**DIRECTIONS**: Continue the passage on secular stagnation in the economy, picking up right after its final sentence.

**TEXT SHOWN**:
__________________________________________________

Basically that covers the “mainstream”, “sensible” positions in economics today, everything else being a collection of loonies and hucksters trying to sell snake oil like supply side economics, trickle down, tax cuts that pay for themselves and other mythical beasts, that have no more real existence than the Easter bunny, unicorns or fire-breathing dragons. The more clear-eyed within the profession admit we are facing a “secular stagnation”, as the two great components that have kept the economy growing at a fast pace have exhausted themselves, to wit:

·         Demographic growth (more people meant more consumers and more producers at the same time) is essentially over, except in some backwaters in Africa, and demographic contraction is already in an advanced stage in places like Japan, Singapore, Russia, most of the UE, and soon Latin America and the USA. Good luck finding increasing numbers of consumers in the next decade there. China is also already about to start decreasing in number, but as their numerous citizens continue going from dirt poor to moderately poor (to, maybe some day, moderately affluent) you can still hope to sell them additional units of whatever gewgaw. Ditto for India. But even those will eventually peter out

·         Technological advance, which in turn drives increased productivity, so your dwindling workers can keep on producing the same (or even more) has gone the way of demographic grow. The reasons of its demise are not as clear, but my hunch is that it has to do with the aging of the population and the incentive structure of the market we have jointly created being massively slanted towards short term gain, which leaves very little resources to more long term, potentially disruptive technologies.

__________________________________________________

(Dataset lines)
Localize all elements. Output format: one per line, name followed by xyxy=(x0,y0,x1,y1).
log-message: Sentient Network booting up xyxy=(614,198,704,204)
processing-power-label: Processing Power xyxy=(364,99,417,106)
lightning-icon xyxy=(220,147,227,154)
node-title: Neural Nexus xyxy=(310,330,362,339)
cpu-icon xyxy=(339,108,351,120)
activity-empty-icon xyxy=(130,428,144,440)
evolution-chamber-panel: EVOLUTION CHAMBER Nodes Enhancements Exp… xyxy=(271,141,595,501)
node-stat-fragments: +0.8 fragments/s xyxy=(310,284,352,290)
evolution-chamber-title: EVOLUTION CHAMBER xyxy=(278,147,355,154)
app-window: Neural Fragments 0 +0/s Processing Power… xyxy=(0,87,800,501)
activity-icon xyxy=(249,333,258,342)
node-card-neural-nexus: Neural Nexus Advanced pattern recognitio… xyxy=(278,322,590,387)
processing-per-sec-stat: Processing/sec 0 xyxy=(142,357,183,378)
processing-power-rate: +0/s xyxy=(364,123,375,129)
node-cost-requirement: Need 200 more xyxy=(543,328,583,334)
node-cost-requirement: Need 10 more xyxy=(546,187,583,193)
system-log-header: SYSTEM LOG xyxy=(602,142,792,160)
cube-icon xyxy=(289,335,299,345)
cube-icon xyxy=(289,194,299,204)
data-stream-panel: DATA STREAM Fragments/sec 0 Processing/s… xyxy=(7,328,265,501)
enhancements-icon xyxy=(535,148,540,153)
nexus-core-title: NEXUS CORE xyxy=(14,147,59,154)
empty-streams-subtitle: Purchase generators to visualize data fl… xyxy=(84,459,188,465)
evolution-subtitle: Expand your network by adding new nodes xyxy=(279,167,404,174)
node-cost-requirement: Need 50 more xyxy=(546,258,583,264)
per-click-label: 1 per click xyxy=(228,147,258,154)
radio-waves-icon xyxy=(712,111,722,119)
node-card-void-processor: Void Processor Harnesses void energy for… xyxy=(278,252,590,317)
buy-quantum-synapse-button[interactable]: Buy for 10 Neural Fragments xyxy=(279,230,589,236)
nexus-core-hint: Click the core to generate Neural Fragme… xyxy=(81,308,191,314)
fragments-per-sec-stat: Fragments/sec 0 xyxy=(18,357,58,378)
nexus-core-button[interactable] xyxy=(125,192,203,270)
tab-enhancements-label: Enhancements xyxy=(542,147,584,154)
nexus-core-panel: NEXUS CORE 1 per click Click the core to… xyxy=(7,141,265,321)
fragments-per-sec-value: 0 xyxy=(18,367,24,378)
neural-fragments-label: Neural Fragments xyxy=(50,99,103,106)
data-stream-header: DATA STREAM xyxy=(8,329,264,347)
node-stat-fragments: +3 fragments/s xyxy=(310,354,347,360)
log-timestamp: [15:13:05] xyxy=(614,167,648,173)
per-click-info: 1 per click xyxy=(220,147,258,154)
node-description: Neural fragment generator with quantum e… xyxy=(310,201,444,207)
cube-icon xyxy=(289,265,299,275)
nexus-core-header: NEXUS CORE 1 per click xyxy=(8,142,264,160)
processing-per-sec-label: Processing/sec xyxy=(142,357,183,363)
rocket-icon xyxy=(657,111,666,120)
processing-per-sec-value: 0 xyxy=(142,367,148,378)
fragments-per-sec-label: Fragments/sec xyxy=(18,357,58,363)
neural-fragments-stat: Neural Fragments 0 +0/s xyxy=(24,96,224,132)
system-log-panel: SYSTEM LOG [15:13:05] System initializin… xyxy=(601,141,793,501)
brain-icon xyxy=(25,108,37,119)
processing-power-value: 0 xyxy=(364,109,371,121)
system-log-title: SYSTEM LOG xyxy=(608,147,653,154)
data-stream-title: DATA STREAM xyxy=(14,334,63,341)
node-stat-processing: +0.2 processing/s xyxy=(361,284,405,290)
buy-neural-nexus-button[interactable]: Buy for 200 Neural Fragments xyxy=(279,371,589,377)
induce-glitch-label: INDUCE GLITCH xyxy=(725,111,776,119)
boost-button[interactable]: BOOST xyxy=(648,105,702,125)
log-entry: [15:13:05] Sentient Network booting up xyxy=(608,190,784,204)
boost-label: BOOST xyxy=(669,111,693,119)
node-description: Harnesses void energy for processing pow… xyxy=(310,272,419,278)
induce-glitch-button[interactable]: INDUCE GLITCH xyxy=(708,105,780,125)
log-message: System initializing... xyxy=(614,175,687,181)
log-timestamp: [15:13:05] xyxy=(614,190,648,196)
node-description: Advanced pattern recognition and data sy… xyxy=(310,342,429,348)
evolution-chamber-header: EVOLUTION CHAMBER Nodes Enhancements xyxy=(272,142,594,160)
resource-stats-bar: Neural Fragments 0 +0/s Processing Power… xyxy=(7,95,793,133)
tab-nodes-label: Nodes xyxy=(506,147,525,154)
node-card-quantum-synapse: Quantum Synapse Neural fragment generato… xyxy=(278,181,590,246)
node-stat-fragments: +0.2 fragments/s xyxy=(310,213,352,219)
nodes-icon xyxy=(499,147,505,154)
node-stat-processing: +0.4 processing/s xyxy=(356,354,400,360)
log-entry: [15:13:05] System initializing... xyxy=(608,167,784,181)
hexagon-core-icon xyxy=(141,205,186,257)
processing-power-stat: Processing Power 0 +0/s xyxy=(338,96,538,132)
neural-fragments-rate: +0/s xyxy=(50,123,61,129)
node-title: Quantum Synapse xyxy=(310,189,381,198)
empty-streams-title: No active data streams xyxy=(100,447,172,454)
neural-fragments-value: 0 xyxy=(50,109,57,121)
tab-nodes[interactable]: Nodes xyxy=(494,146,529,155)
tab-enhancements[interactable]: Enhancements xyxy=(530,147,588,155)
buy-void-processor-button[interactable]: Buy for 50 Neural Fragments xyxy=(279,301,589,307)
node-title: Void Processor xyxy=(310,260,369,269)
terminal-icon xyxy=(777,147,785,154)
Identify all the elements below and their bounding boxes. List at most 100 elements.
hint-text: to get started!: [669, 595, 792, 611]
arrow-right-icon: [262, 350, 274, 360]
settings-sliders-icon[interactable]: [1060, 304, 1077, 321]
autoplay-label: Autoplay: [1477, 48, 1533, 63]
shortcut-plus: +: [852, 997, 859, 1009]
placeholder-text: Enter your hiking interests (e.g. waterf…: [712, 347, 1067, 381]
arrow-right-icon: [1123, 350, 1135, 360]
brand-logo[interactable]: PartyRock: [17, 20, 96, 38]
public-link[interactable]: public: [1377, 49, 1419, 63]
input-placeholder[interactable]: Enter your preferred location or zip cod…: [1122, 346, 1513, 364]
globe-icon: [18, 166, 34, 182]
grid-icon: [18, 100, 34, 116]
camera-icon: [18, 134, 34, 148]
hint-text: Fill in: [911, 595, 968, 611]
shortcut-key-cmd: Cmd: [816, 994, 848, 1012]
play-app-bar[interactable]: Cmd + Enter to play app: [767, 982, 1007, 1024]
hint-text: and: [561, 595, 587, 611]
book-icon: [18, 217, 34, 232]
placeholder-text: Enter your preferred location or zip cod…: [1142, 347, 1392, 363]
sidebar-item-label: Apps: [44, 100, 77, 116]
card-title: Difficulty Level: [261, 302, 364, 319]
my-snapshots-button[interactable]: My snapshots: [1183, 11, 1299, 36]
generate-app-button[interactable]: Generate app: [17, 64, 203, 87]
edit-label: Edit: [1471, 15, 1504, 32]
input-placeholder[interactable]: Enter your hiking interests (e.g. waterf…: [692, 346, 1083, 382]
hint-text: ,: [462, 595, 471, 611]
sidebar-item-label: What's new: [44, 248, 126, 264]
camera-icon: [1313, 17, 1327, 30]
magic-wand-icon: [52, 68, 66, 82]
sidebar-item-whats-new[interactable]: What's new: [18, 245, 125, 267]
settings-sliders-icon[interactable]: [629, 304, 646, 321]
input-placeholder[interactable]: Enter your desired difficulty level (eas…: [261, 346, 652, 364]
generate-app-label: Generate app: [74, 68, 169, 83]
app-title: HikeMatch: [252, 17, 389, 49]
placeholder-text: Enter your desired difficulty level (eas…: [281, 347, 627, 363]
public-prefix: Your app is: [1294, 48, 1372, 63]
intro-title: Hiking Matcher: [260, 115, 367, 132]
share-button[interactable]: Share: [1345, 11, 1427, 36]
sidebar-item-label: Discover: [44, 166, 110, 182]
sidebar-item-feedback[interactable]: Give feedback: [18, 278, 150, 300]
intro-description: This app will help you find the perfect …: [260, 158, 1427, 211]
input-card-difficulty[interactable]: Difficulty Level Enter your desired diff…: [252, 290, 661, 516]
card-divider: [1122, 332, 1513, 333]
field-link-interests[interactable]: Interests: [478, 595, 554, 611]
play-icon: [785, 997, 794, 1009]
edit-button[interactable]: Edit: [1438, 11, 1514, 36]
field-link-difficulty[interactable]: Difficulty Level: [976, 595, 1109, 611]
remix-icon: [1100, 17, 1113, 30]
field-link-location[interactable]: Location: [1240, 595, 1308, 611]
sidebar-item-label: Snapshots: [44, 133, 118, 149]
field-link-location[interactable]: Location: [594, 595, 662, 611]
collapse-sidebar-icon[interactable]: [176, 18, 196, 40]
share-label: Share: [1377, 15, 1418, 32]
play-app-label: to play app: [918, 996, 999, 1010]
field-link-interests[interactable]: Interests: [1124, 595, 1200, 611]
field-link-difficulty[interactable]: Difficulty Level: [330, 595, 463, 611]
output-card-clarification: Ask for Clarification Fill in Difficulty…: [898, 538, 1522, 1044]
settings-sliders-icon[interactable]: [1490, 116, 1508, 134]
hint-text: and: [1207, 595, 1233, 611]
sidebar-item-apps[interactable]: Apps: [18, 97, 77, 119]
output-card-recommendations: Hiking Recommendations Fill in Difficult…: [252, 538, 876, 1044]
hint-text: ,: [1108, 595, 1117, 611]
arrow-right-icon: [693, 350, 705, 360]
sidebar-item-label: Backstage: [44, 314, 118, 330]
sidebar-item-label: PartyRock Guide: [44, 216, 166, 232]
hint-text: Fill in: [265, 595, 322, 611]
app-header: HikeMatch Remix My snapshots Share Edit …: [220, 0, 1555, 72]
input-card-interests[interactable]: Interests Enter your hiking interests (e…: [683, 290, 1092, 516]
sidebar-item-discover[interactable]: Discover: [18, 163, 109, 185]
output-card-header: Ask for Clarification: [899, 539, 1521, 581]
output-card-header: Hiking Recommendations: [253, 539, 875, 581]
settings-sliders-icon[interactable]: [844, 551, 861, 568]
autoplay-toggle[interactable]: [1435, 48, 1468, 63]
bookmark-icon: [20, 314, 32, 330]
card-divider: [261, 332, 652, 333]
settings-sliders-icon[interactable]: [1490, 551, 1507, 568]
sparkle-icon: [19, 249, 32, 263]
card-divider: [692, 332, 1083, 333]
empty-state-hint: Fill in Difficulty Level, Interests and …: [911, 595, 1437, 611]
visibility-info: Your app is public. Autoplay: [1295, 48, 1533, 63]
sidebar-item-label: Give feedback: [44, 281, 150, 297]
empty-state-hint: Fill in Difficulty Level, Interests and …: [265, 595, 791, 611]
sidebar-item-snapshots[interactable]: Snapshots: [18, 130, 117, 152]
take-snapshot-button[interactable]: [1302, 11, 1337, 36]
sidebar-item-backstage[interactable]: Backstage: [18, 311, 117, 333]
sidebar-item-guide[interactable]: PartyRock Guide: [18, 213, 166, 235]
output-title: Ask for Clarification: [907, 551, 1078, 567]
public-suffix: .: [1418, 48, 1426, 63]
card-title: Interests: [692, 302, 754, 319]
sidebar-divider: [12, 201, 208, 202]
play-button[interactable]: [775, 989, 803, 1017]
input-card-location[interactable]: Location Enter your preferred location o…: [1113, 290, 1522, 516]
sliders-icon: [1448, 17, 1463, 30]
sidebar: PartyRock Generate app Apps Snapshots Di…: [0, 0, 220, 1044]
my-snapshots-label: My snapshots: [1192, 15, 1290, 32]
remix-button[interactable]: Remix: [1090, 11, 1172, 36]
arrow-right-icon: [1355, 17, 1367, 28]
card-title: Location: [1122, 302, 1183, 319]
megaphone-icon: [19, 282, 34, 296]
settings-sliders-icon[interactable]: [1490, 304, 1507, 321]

__________________________________________________

**ANSWER FOR THE TASK**:
So if we can not trust that keeping things basically as they stand now (plus a UBI) may get us out of our low growth predicament, and such predicament ensures that increasing numbers of workers (specially the youngest and the less skilled) are left out of the economic ladder, increasingly hopeless, may be it is high time to ditch incrementalism and go for a more radical alternative (what used to be termed the “revolutionary” path). It has to be reckoned that the revolutionary record is pretty dismal, even if we concede high marks to the English and American Revolutions, we still have to fail the French, the Russian, the German, the Spanish (the last two happened in a very convulse period, in the face of counterrevolutionary tendencies that either threatened or effectively brought about a good deal of similarly perverse effects), the Chinese (which we could extend to encompass the Korean, Vietnamese and Cambodian), the Iranian and most likely the Lybian, Egyptian, Syrian and possibly Ukrainian… more than enough to discourage any aspiring revolutionary that the odds are heavily stacked against him, and that more likely than not the unexpected results of whatever discontinuity he may champion may end outweighing the potential positives.

However, we shall not be deterred by the failures of the past. All this was intended to serve as a preamble of my next post regarding the desirable economic organization of society, which although as tongue-in-cheek as usual when I deal with the dismal science (which I do not consider a science at all) will probably be a bit more daring and a bit more unmoored in reality than usual. We blog, after all, to improve our ability playing with words, so play we will, and find out where our revolutionary fancy takes us.